# GIVEN PROBLEM:
Repeat the records below exactly.

# RAW DATA:
● ● ● ●

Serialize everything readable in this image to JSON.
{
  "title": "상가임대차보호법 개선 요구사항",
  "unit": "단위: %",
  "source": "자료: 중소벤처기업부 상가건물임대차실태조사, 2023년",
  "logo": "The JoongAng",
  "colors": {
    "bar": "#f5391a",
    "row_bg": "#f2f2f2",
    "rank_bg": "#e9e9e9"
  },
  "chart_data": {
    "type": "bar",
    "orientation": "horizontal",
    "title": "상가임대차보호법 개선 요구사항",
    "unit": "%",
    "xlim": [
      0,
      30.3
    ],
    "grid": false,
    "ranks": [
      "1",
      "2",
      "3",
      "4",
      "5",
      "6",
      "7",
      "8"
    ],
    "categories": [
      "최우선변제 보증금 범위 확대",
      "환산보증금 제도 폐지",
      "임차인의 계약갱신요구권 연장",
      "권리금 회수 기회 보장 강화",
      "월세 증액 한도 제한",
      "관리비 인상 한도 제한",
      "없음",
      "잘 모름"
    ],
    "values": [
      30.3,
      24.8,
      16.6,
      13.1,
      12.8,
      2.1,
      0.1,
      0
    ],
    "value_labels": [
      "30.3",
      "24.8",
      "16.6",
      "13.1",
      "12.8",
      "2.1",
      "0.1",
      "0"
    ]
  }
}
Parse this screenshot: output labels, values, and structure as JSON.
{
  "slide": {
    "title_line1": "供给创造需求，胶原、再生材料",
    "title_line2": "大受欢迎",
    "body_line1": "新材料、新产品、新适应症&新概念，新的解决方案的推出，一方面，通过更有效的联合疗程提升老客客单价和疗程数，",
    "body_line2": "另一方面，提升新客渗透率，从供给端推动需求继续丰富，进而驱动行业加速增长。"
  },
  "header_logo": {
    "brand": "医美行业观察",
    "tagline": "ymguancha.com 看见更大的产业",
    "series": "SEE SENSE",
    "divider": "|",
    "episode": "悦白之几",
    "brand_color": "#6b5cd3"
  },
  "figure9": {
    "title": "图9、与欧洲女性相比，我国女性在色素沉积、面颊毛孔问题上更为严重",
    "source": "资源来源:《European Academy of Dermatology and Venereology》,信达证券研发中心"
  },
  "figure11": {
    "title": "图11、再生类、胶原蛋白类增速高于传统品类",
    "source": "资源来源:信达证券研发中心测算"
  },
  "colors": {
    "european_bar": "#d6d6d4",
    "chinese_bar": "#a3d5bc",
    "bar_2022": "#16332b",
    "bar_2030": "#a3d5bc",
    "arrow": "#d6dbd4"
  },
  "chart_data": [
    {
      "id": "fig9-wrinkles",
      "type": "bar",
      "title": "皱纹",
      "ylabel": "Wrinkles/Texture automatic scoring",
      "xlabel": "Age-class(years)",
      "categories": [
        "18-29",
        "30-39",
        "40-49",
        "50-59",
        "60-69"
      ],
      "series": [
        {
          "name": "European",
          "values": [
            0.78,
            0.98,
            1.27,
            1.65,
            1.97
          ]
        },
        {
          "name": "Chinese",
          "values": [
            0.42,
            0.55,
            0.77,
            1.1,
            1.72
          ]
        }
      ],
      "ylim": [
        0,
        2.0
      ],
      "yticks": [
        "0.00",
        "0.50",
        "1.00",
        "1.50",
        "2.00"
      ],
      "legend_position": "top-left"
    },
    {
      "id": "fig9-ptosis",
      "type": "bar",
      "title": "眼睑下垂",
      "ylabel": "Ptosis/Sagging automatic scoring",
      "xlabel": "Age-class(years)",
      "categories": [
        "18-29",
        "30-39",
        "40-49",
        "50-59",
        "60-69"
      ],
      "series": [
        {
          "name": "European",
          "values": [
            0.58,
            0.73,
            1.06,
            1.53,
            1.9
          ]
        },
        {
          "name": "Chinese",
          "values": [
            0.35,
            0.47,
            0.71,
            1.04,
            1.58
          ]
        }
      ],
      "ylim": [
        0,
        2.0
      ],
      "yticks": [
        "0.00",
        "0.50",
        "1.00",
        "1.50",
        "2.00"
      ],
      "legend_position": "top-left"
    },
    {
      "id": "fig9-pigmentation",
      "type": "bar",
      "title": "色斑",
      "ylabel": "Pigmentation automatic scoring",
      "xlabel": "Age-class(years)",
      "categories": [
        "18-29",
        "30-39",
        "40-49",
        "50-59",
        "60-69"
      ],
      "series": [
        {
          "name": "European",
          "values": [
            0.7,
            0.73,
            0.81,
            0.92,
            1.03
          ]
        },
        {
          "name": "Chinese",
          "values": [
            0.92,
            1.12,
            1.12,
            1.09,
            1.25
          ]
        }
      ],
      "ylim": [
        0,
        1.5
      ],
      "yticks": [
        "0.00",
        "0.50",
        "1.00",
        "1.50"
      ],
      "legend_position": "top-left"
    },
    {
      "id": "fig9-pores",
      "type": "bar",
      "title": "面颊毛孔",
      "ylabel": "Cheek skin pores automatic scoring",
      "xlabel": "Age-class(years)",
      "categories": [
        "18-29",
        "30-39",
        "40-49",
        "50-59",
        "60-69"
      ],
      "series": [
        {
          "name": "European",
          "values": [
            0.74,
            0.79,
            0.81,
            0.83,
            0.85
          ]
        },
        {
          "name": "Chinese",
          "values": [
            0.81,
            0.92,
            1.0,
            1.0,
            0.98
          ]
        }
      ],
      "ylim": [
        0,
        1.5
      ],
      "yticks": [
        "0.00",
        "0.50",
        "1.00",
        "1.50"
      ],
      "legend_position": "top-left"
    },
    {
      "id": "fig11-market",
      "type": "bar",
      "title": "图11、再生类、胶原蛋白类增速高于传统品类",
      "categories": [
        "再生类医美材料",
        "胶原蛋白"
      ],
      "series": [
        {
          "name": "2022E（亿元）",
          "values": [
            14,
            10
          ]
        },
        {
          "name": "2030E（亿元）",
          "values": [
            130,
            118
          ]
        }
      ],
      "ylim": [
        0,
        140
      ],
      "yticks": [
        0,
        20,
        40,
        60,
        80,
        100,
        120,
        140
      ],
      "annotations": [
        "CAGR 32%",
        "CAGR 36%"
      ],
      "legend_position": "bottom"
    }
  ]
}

● ● ● ●

# ANSWER TO THIS PROBLEM:
Serialize everything readable in this image to JSON.
{
  "title": "상가임대차보호법 개선 요구사항",
  "unit": "단위: %",
  "source": "자료: 중소벤처기업부 상가건물임대차실태조사, 2023년",
  "logo": "The JoongAng",
  "colors": {
    "bar": "#f5391a",
    "row_bg": "#f2f2f2",
    "rank_bg": "#e9e9e9"
  },
  "chart_data": {
    "type": "bar",
    "orientation": "horizontal",
    "title": "상가임대차보호법 개선 요구사항",
    "unit": "%",
    "xlim": [
      0,
      30.3
    ],
    "grid": false,
    "ranks": [
      "1",
      "2",
      "3",
      "4",
      "5",
      "6",
      "7",
      "8"
    ],
    "categories": [
      "최우선변제 보증금 범위 확대",
      "환산보증금 제도 폐지",
      "임차인의 계약갱신요구권 연장",
      "권리금 회수 기회 보장 강화",
      "월세 증액 한도 제한",
      "관리비 인상 한도 제한",
      "없음",
      "잘 모름"
    ],
    "values": [
      30.3,
      24.8,
      16.6,
      13.1,
      12.8,
      2.1,
      0.1,
      0
    ],
    "value_labels": [
      "30.3",
      "24.8",
      "16.6",
      "13.1",
      "12.8",
      "2.1",
      "0.1",
      "0"
    ]
  }
}
Parse this screenshot: output labels, values, and structure as JSON.
{
  "slide": {
    "title_line1": "供给创造需求，胶原、再生材料",
    "title_line2": "大受欢迎",
    "body_line1": "新材料、新产品、新适应症&新概念，新的解决方案的推出，一方面，通过更有效的联合疗程提升老客客单价和疗程数，",
    "body_line2": "另一方面，提升新客渗透率，从供给端推动需求继续丰富，进而驱动行业加速增长。"
  },
  "header_logo": {
    "brand": "医美行业观察",
    "tagline": "ymguancha.com 看见更大的产业",
    "series": "SEE SENSE",
    "divider": "|",
    "episode": "悦白之几",
    "brand_color": "#6b5cd3"
  },
  "figure9": {
    "title": "图9、与欧洲女性相比，我国女性在色素沉积、面颊毛孔问题上更为严重",
    "source": "资源来源:《European Academy of Dermatology and Venereology》,信达证券研发中心"
  },
  "figure11": {
    "title": "图11、再生类、胶原蛋白类增速高于传统品类",
    "source": "资源来源:信达证券研发中心测算"
  },
  "colors": {
    "european_bar": "#d6d6d4",
    "chinese_bar": "#a3d5bc",
    "bar_2022": "#16332b",
    "bar_2030": "#a3d5bc",
    "arrow": "#d6dbd4"
  },
  "chart_data": [
    {
      "id": "fig9-wrinkles",
      "type": "bar",
      "title": "皱纹",
      "ylabel": "Wrinkles/Texture automatic scoring",
      "xlabel": "Age-class(years)",
      "categories": [
        "18-29",
        "30-39",
        "40-49",
        "50-59",
        "60-69"
      ],
      "series": [
        {
          "name": "European",
          "values": [
            0.78,
            0.98,
            1.27,
            1.65,
            1.97
          ]
        },
        {
          "name": "Chinese",
          "values": [
            0.42,
            0.55,
            0.77,
            1.1,
            1.72
          ]
        }
      ],
      "ylim": [
        0,
        2.0
      ],
      "yticks": [
        "0.00",
        "0.50",
        "1.00",
        "1.50",
        "2.00"
      ],
      "legend_position": "top-left"
    },
    {
      "id": "fig9-ptosis",
      "type": "bar",
      "title": "眼睑下垂",
      "ylabel": "Ptosis/Sagging automatic scoring",
      "xlabel": "Age-class(years)",
      "categories": [
        "18-29",
        "30-39",
        "40-49",
        "50-59",
        "60-69"
      ],
      "series": [
        {
          "name": "European",
          "values": [
            0.58,
            0.73,
            1.06,
            1.53,
            1.9
          ]
        },
        {
          "name": "Chinese",
          "values": [
            0.35,
            0.47,
            0.71,
            1.04,
            1.58
          ]
        }
      ],
      "ylim": [
        0,
        2.0
      ],
      "yticks": [
        "0.00",
        "0.50",
        "1.00",
        "1.50",
        "2.00"
      ],
      "legend_position": "top-left"
    },
    {
      "id": "fig9-pigmentation",
      "type": "bar",
      "title": "色斑",
      "ylabel": "Pigmentation automatic scoring",
      "xlabel": "Age-class(years)",
      "categories": [
        "18-29",
        "30-39",
        "40-49",
        "50-59",
        "60-69"
      ],
      "series": [
        {
          "name": "European",
          "values": [
            0.7,
            0.73,
            0.81,
            0.92,
            1.03
          ]
        },
        {
          "name": "Chinese",
          "values": [
            0.92,
            1.12,
            1.12,
            1.09,
            1.25
          ]
        }
      ],
      "ylim": [
        0,
        1.5
      ],
      "yticks": [
        "0.00",
        "0.50",
        "1.00",
        "1.50"
      ],
      "legend_position": "top-left"
    },
    {
      "id": "fig9-pores",
      "type": "bar",
      "title": "面颊毛孔",
      "ylabel": "Cheek skin pores automatic scoring",
      "xlabel": "Age-class(years)",
      "categories": [
        "18-29",
        "30-39",
        "40-49",
        "50-59",
        "60-69"
      ],
      "series": [
        {
          "name": "European",
          "values": [
            0.74,
            0.79,
            0.81,
            0.83,
            0.85
          ]
        },
        {
          "name": "Chinese",
          "values": [
            0.81,
            0.92,
            1.0,
            1.0,
            0.98
          ]
        }
      ],
      "ylim": [
        0,
        1.5
      ],
      "yticks": [
        "0.00",
        "0.50",
        "1.00",
        "1.50"
      ],
      "legend_position": "top-left"
    },
    {
      "id": "fig11-market",
      "type": "bar",
      "title": "图11、再生类、胶原蛋白类增速高于传统品类",
      "categories": [
        "再生类医美材料",
        "胶原蛋白"
      ],
      "series": [
        {
          "name": "2022E（亿元）",
          "values": [
            14,
            10
          ]
        },
        {
          "name": "2030E（亿元）",
          "values": [
            130,
            118
          ]
        }
      ],
      "ylim": [
        0,
        140
      ],
      "yticks": [
        0,
        20,
        40,
        60,
        80,
        100,
        120,
        140
      ],
      "annotations": [
        "CAGR 32%",
        "CAGR 36%"
      ],
      "legend_position": "bottom"
    }
  ]
}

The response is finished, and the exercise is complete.